- **Problem requirements**:
Read the material below. Count the lines containing "file" and give that count alone.

- **Records from a collection**:
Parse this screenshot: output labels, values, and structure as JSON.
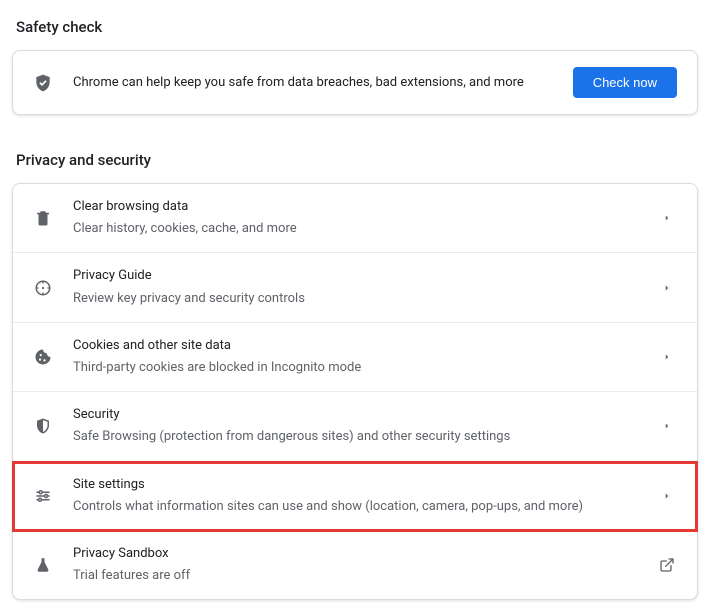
{
  "safety": {
    "header": "Safety check",
    "message": "Chrome can help keep you safe from data breaches, bad extensions, and more",
    "button": "Check now"
  },
  "privacy": {
    "header": "Privacy and security",
    "items": [
      {
        "title": "Clear browsing data",
        "sub": "Clear history, cookies, cache, and more",
        "icon": "trash",
        "trail": "chevron",
        "highlight": false
      },
      {
        "title": "Privacy Guide",
        "sub": "Review key privacy and security controls",
        "icon": "compass",
        "trail": "chevron",
        "highlight": false
      },
      {
        "title": "Cookies and other site data",
        "sub": "Third-party cookies are blocked in Incognito mode",
        "icon": "cookie",
        "trail": "chevron",
        "highlight": false
      },
      {
        "title": "Security",
        "sub": "Safe Browsing (protection from dangerous sites) and other security settings",
        "icon": "shield-half",
        "trail": "chevron",
        "highlight": false
      },
      {
        "title": "Site settings",
        "sub": "Controls what information sites can use and show (location, camera, pop-ups, and more)",
        "icon": "sliders",
        "trail": "chevron",
        "highlight": true
      },
      {
        "title": "Privacy Sandbox",
        "sub": "Trial features are off",
        "icon": "flask",
        "trail": "external",
        "highlight": false
      }
    ]
  }
}
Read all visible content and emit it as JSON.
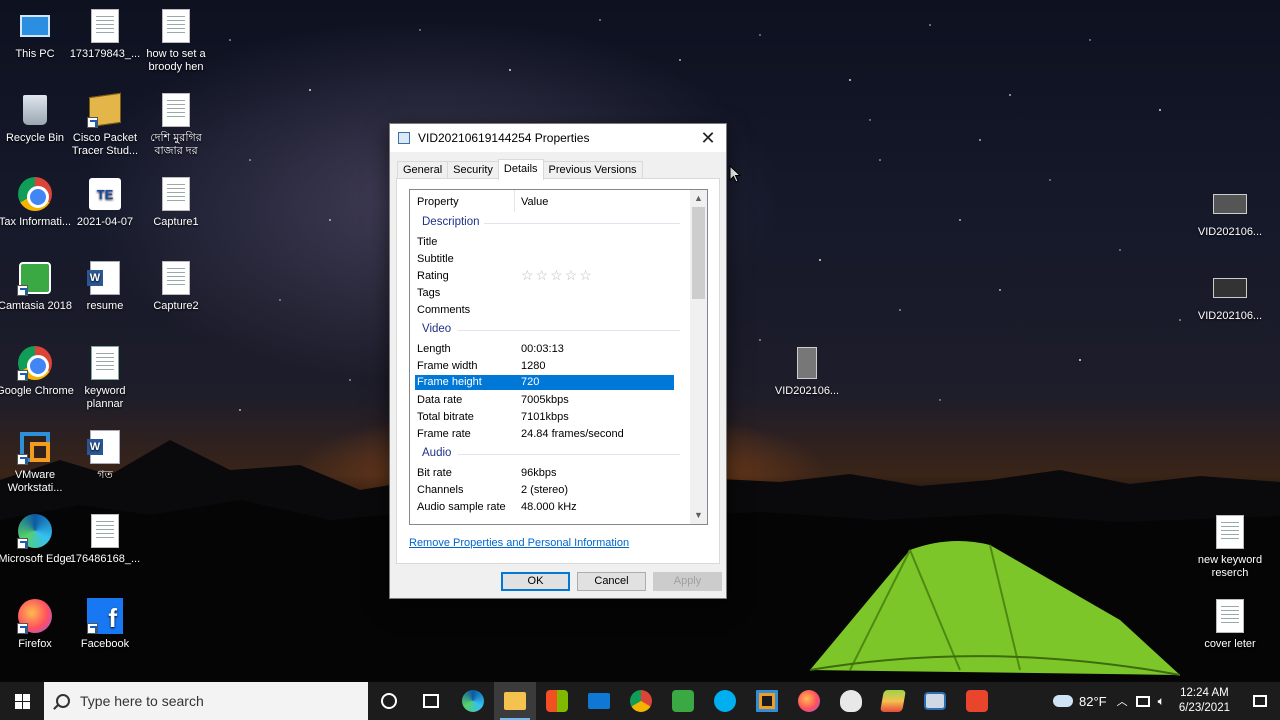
{
  "desktop": {
    "icons_left": [
      {
        "label": "This PC"
      },
      {
        "label": "173179843_..."
      },
      {
        "label": "how to set a broody hen"
      },
      {
        "label": "Recycle Bin"
      },
      {
        "label": "Cisco Packet Tracer Stud..."
      },
      {
        "label": "দেশি মুরগির বাজার দর"
      },
      {
        "label": "Tax Informati..."
      },
      {
        "label": "2021-04-07"
      },
      {
        "label": "Capture1"
      },
      {
        "label": "Camtasia 2018"
      },
      {
        "label": "resume"
      },
      {
        "label": "Capture2"
      },
      {
        "label": "Google Chrome"
      },
      {
        "label": "keyword plannar"
      },
      {
        "label": "VMware Workstati..."
      },
      {
        "label": "গত"
      },
      {
        "label": "Microsoft Edge"
      },
      {
        "label": "176486168_..."
      },
      {
        "label": "Firefox"
      },
      {
        "label": "Facebook"
      }
    ],
    "icons_right": [
      {
        "label": "VID202106..."
      },
      {
        "label": "VID202106..."
      },
      {
        "label": "VID202106..."
      },
      {
        "label": "new keyword reserch"
      },
      {
        "label": "cover leter"
      }
    ]
  },
  "dialog": {
    "title": "VID20210619144254 Properties",
    "close_glyph": "✕",
    "tabs": [
      "General",
      "Security",
      "Details",
      "Previous Versions"
    ],
    "active_tab": "Details",
    "columns": {
      "property": "Property",
      "value": "Value"
    },
    "groups": {
      "description": "Description",
      "video": "Video",
      "audio": "Audio"
    },
    "description_rows": [
      {
        "key": "Title",
        "value": ""
      },
      {
        "key": "Subtitle",
        "value": ""
      },
      {
        "key": "Rating",
        "value": "☆☆☆☆☆"
      },
      {
        "key": "Tags",
        "value": ""
      },
      {
        "key": "Comments",
        "value": ""
      }
    ],
    "video_rows": [
      {
        "key": "Length",
        "value": "00:03:13"
      },
      {
        "key": "Frame width",
        "value": "1280"
      },
      {
        "key": "Frame height",
        "value": "720"
      },
      {
        "key": "Data rate",
        "value": "7005kbps"
      },
      {
        "key": "Total bitrate",
        "value": "7101kbps"
      },
      {
        "key": "Frame rate",
        "value": "24.84 frames/second"
      }
    ],
    "audio_rows": [
      {
        "key": "Bit rate",
        "value": "96kbps"
      },
      {
        "key": "Channels",
        "value": "2 (stereo)"
      },
      {
        "key": "Audio sample rate",
        "value": "48.000 kHz"
      }
    ],
    "selected_row": "Frame height",
    "remove_link": "Remove Properties and Personal Information",
    "buttons": {
      "ok": "OK",
      "cancel": "Cancel",
      "apply": "Apply"
    }
  },
  "taskbar": {
    "search_placeholder": "Type here to search",
    "weather": "82°F",
    "time": "12:24 AM",
    "date": "6/23/2021",
    "pinned": [
      "cortana",
      "task-view",
      "edge",
      "file-explorer",
      "store",
      "mail",
      "chrome",
      "camtasia",
      "skype",
      "vmware",
      "firefox",
      "paint",
      "bluestacks",
      "remote-desktop",
      "camtasia-recorder"
    ],
    "active_app": "file-explorer"
  },
  "colors": {
    "selection": "#0078d7",
    "group_header": "#1e3287",
    "link": "#0066cc",
    "taskbar": "#1c1c1c"
  }
}
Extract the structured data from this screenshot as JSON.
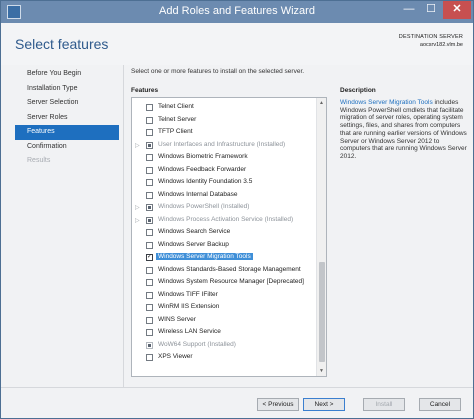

- **The output**:
2